• **Your assignment**
According to the excerpt on fistula repair below, how many hours after the procedure was the patient extubated?

(Document excerpt begins)

In addition to managing the OTF, our patient presented two other challenges: difficult airway management due to ventilation criteria and autism. To address these challenges, a decision was made for nasotracheal intubation under fibroscopy with light sedation while maintaining spontaneous ventilation.
The main objectives of curative surgery are primary closure of the fistula and prevention of recurrences. The optimal surgical approach depends on the site, length, distance from the vocal cords, and distance from the carina of the fistula. Regardless of the chosen approach, single-stage repair is preferable in most fistulas [4]. The surgical timeline and details were discussed with the surgeons, and communication methods between the anesthesia team and surgeons during the procedure were agreed upon concerning ventilation control and airway management.
Extubation should be the goal and should be performed with cautious use of opioids and curare during the procedure [1]. Given the patient's autism, extubation was planned in the intensive care unit in a calm environment, and the patient was extubated at 12 hours after the procedure with the full team present.
For most proximal fistulas involving cervical incisions, local infiltration and multimodal analgesia are generally sufficient [1]. In our case, multimodal analgesia with paracetamol and nefopam was used and proved effective in pain control.
In the postoperative period, all cases of OTF repair should have a nasogastric tube or percutaneous endoscopic gastrostomy for at least 9 days. This is done to protect the esophageal repair site from gastroesophageal reflux, which may affect the repair site and increase the risk of recurrence and esophageal stricture [7]. The fistula is reevaluated through radiographic studies with contrast, bronchoscopy, and esophagoscopy. After confirming no leakage, the feeding tube can be removed, and oral intake can begin [4].
Thoracic physiotherapy sessions and liquefaction of respiratory secretions using nebulized saline are very useful and practical. Periodic bronchoscopy may be necessary to remove respiratory secretions [4]. It is also important to reassure the patients and encourage early mobilization [4].

(Document excerpt ends)
(Study material begins)

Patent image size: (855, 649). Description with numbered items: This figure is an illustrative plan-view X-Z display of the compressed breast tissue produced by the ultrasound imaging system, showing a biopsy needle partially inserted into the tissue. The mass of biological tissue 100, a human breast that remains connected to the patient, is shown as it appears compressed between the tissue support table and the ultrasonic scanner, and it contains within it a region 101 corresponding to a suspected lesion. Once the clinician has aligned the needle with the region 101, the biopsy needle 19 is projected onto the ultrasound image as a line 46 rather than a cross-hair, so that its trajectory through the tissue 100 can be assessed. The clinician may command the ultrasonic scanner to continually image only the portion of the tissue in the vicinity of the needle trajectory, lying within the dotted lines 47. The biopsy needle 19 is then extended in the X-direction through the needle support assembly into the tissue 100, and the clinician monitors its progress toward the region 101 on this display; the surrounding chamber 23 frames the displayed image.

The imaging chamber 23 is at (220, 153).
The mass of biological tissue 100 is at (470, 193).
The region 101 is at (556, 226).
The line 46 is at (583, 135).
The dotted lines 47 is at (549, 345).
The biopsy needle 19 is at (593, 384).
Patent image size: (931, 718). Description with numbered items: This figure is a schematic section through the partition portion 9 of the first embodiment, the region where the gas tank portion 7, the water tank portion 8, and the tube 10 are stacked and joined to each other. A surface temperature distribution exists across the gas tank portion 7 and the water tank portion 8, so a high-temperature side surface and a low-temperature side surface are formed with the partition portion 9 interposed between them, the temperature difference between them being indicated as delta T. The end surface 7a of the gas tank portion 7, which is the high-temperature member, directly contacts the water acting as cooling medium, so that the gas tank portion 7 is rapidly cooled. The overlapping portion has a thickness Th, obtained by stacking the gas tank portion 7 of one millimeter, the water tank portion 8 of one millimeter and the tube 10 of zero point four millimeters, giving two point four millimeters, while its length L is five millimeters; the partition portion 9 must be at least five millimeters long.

(Study material ends)

• **Result for this task**
12 hours after the procedure.